▸ **EXERCISE INPUTS**:
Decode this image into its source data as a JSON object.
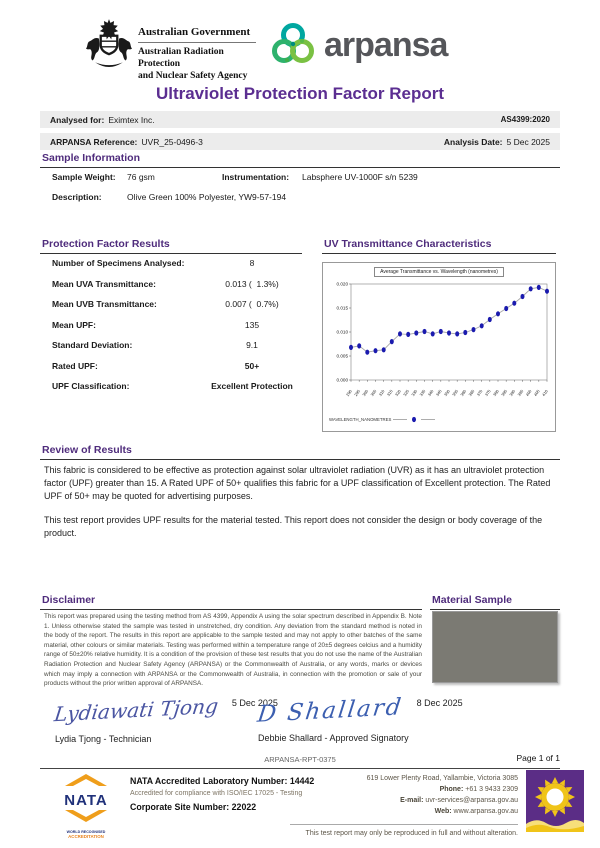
{
  "header": {
    "gov_title": "Australian Government",
    "gov_agency_line1": "Australian Radiation Protection",
    "gov_agency_line2": "and Nuclear Safety Agency",
    "brand": "arpansa",
    "report_title": "Ultraviolet Protection Factor Report"
  },
  "meta": {
    "analysed_for_label": "Analysed for:",
    "analysed_for": "Eximtex Inc.",
    "standard": "AS4399:2020",
    "reference_label": "ARPANSA Reference:",
    "reference": "UVR_25-0496-3",
    "analysis_date_label": "Analysis Date:",
    "analysis_date": "5 Dec 2025"
  },
  "sample_information": {
    "heading": "Sample Information",
    "weight_label": "Sample Weight:",
    "weight": "76 gsm",
    "instrumentation_label": "Instrumentation:",
    "instrumentation": "Labsphere UV-1000F s/n 5239",
    "description_label": "Description:",
    "description": "Olive Green 100% Polyester, YW9-57-194"
  },
  "results": {
    "heading": "Protection Factor Results",
    "rows": [
      {
        "label": "Number of Specimens Analysed:",
        "value": "8"
      },
      {
        "label": "Mean UVA Transmittance:",
        "value": "0.013 (  1.3%)"
      },
      {
        "label": "Mean UVB Transmittance:",
        "value": "0.007 (  0.7%)"
      },
      {
        "label": "Mean UPF:",
        "value": "135"
      },
      {
        "label": "Standard Deviation:",
        "value": "9.1"
      },
      {
        "label": "Rated UPF:",
        "value": "50+"
      },
      {
        "label": "UPF Classification:",
        "value": "Excellent Protection"
      }
    ]
  },
  "chart_section": {
    "heading": "UV Transmittance Characteristics"
  },
  "chart_data": {
    "type": "line",
    "title": "Average Transmittance vs. Wavelength (nanometres)",
    "legend": "WAVELENGTH_NANOMETRES",
    "x": [
      290,
      295,
      300,
      305,
      310,
      315,
      320,
      325,
      330,
      335,
      340,
      345,
      350,
      355,
      360,
      365,
      370,
      375,
      380,
      385,
      390,
      395,
      400,
      405,
      410
    ],
    "y": [
      0.0068,
      0.0071,
      0.0058,
      0.0061,
      0.0063,
      0.008,
      0.0096,
      0.0095,
      0.0098,
      0.0101,
      0.0096,
      0.0101,
      0.0098,
      0.0096,
      0.0099,
      0.0105,
      0.0113,
      0.0126,
      0.0138,
      0.0149,
      0.016,
      0.0174,
      0.019,
      0.0193,
      0.0185
    ],
    "ylim": [
      0,
      0.02
    ],
    "yticks": [
      0,
      0.005,
      0.01,
      0.015,
      0.02
    ],
    "xlabel": "",
    "ylabel": "",
    "grid": false,
    "legend_position": "bottom-left",
    "marker_color": "#1a1aae",
    "line_color": "#a8a8a8"
  },
  "review": {
    "heading": "Review of Results",
    "paragraph1": "This fabric is considered to be effective as protection against solar ultraviolet radiation (UVR) as it has an ultraviolet protection factor (UPF) greater than 15. A Rated UPF of 50+ qualifies this fabric for a UPF classification of Excellent protection. The Rated UPF of 50+ may be quoted for advertising purposes.",
    "paragraph2": "This test report provides UPF results for the material tested. This report does not consider the design or body coverage of the product."
  },
  "disclaimer": {
    "heading": "Disclaimer",
    "text": "This report was prepared using the testing method from AS 4399, Appendix A using the solar spectrum described in Appendix B. Note 1. Unless otherwise stated the sample was tested in unstretched, dry condition. Any deviation from the standard method is noted in the body of the report. The results in this report are applicable to the sample tested and may not apply to other batches of the same material, other colours or similar materials. Testing was performed within a temperature range of 20±5 degrees celcius and a humidity range of 50±20% relative humidity. It is a condition of the provision of these test results that you do not use the name of the Australian Radiation Protection and Nuclear Safety Agency (ARPANSA) or the Commonwealth of Australia, or any words, marks or devices which may imply a connection with ARPANSA or the Commonwealth of Australia, in connection with the promotion or sale of your products without the prior written approval of ARPANSA."
  },
  "material_sample": {
    "heading": "Material Sample",
    "swatch_color": "#7b7a73"
  },
  "signatures": {
    "left": {
      "signature": "Lydiawati Tjong",
      "date": "5 Dec 2025",
      "name": "Lydia Tjong - Technician"
    },
    "right": {
      "signature": "D Shallard",
      "date": "8 Dec 2025",
      "name": "Debbie Shallard - Approved Signatory"
    }
  },
  "footer_meta": {
    "doc_id": "ARPANSA-RPT-0375",
    "page": "Page 1 of 1"
  },
  "footer": {
    "nata_word": "NATA",
    "nata_tagline1": "WORLD RECOGNISED",
    "nata_tagline2": "ACCREDITATION",
    "lab_number": "NATA Accredited Laboratory Number: 14442",
    "compliance": "Accredited for compliance with ISO/IEC 17025 - Testing",
    "site_number": "Corporate Site Number: 22022",
    "address": "619 Lower Plenty Road, Yallambie, Victoria 3085",
    "phone_label": "Phone:",
    "phone": "+61 3 9433 2309",
    "email_label": "E-mail:",
    "email": "uvr-services@arpansa.gov.au",
    "web_label": "Web:",
    "web": "www.arpansa.gov.au",
    "note": "This test report may only be reproduced in full and without alteration."
  },
  "colors": {
    "accent_purple": "#4f2c7c",
    "nata_orange": "#ef9e1b",
    "nata_blue": "#20317a",
    "sun_purple": "#5b2d86",
    "sun_gold": "#f0c419"
  }
}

▸ **DIRECTIONS**: Leaving all pictures aside, quote each record exactly.

▸ **REPLY TO THE EXERCISE**:
Decode this image into its source data as a JSON object.
{
  "header": {
    "gov_title": "Australian Government",
    "gov_agency_line1": "Australian Radiation Protection",
    "gov_agency_line2": "and Nuclear Safety Agency",
    "brand": "arpansa",
    "report_title": "Ultraviolet Protection Factor Report"
  },
  "meta": {
    "analysed_for_label": "Analysed for:",
    "analysed_for": "Eximtex Inc.",
    "standard": "AS4399:2020",
    "reference_label": "ARPANSA Reference:",
    "reference": "UVR_25-0496-3",
    "analysis_date_label": "Analysis Date:",
    "analysis_date": "5 Dec 2025"
  },
  "sample_information": {
    "heading": "Sample Information",
    "weight_label": "Sample Weight:",
    "weight": "76 gsm",
    "instrumentation_label": "Instrumentation:",
    "instrumentation": "Labsphere UV-1000F s/n 5239",
    "description_label": "Description:",
    "description": "Olive Green 100% Polyester, YW9-57-194"
  },
  "results": {
    "heading": "Protection Factor Results",
    "rows": [
      {
        "label": "Number of Specimens Analysed:",
        "value": "8"
      },
      {
        "label": "Mean UVA Transmittance:",
        "value": "0.013 (  1.3%)"
      },
      {
        "label": "Mean UVB Transmittance:",
        "value": "0.007 (  0.7%)"
      },
      {
        "label": "Mean UPF:",
        "value": "135"
      },
      {
        "label": "Standard Deviation:",
        "value": "9.1"
      },
      {
        "label": "Rated UPF:",
        "value": "50+"
      },
      {
        "label": "UPF Classification:",
        "value": "Excellent Protection"
      }
    ]
  },
  "chart_section": {
    "heading": "UV Transmittance Characteristics"
  },
  "chart_data": {
    "type": "line",
    "title": "Average Transmittance vs. Wavelength (nanometres)",
    "legend": "WAVELENGTH_NANOMETRES",
    "x": [
      290,
      295,
      300,
      305,
      310,
      315,
      320,
      325,
      330,
      335,
      340,
      345,
      350,
      355,
      360,
      365,
      370,
      375,
      380,
      385,
      390,
      395,
      400,
      405,
      410
    ],
    "y": [
      0.0068,
      0.0071,
      0.0058,
      0.0061,
      0.0063,
      0.008,
      0.0096,
      0.0095,
      0.0098,
      0.0101,
      0.0096,
      0.0101,
      0.0098,
      0.0096,
      0.0099,
      0.0105,
      0.0113,
      0.0126,
      0.0138,
      0.0149,
      0.016,
      0.0174,
      0.019,
      0.0193,
      0.0185
    ],
    "ylim": [
      0,
      0.02
    ],
    "yticks": [
      0,
      0.005,
      0.01,
      0.015,
      0.02
    ],
    "xlabel": "",
    "ylabel": "",
    "grid": false,
    "legend_position": "bottom-left",
    "marker_color": "#1a1aae",
    "line_color": "#a8a8a8"
  },
  "review": {
    "heading": "Review of Results",
    "paragraph1": "This fabric is considered to be effective as protection against solar ultraviolet radiation (UVR) as it has an ultraviolet protection factor (UPF) greater than 15. A Rated UPF of 50+ qualifies this fabric for a UPF classification of Excellent protection. The Rated UPF of 50+ may be quoted for advertising purposes.",
    "paragraph2": "This test report provides UPF results for the material tested. This report does not consider the design or body coverage of the product."
  },
  "disclaimer": {
    "heading": "Disclaimer",
    "text": "This report was prepared using the testing method from AS 4399, Appendix A using the solar spectrum described in Appendix B. Note 1. Unless otherwise stated the sample was tested in unstretched, dry condition. Any deviation from the standard method is noted in the body of the report. The results in this report are applicable to the sample tested and may not apply to other batches of the same material, other colours or similar materials. Testing was performed within a temperature range of 20±5 degrees celcius and a humidity range of 50±20% relative humidity. It is a condition of the provision of these test results that you do not use the name of the Australian Radiation Protection and Nuclear Safety Agency (ARPANSA) or the Commonwealth of Australia, or any words, marks or devices which may imply a connection with ARPANSA or the Commonwealth of Australia, in connection with the promotion or sale of your products without the prior written approval of ARPANSA."
  },
  "material_sample": {
    "heading": "Material Sample",
    "swatch_color": "#7b7a73"
  },
  "signatures": {
    "left": {
      "signature": "Lydiawati Tjong",
      "date": "5 Dec 2025",
      "name": "Lydia Tjong - Technician"
    },
    "right": {
      "signature": "D Shallard",
      "date": "8 Dec 2025",
      "name": "Debbie Shallard - Approved Signatory"
    }
  },
  "footer_meta": {
    "doc_id": "ARPANSA-RPT-0375",
    "page": "Page 1 of 1"
  },
  "footer": {
    "nata_word": "NATA",
    "nata_tagline1": "WORLD RECOGNISED",
    "nata_tagline2": "ACCREDITATION",
    "lab_number": "NATA Accredited Laboratory Number: 14442",
    "compliance": "Accredited for compliance with ISO/IEC 17025 - Testing",
    "site_number": "Corporate Site Number: 22022",
    "address": "619 Lower Plenty Road, Yallambie, Victoria 3085",
    "phone_label": "Phone:",
    "phone": "+61 3 9433 2309",
    "email_label": "E-mail:",
    "email": "uvr-services@arpansa.gov.au",
    "web_label": "Web:",
    "web": "www.arpansa.gov.au",
    "note": "This test report may only be reproduced in full and without alteration."
  },
  "colors": {
    "accent_purple": "#4f2c7c",
    "nata_orange": "#ef9e1b",
    "nata_blue": "#20317a",
    "sun_purple": "#5b2d86",
    "sun_gold": "#f0c419"
  }
}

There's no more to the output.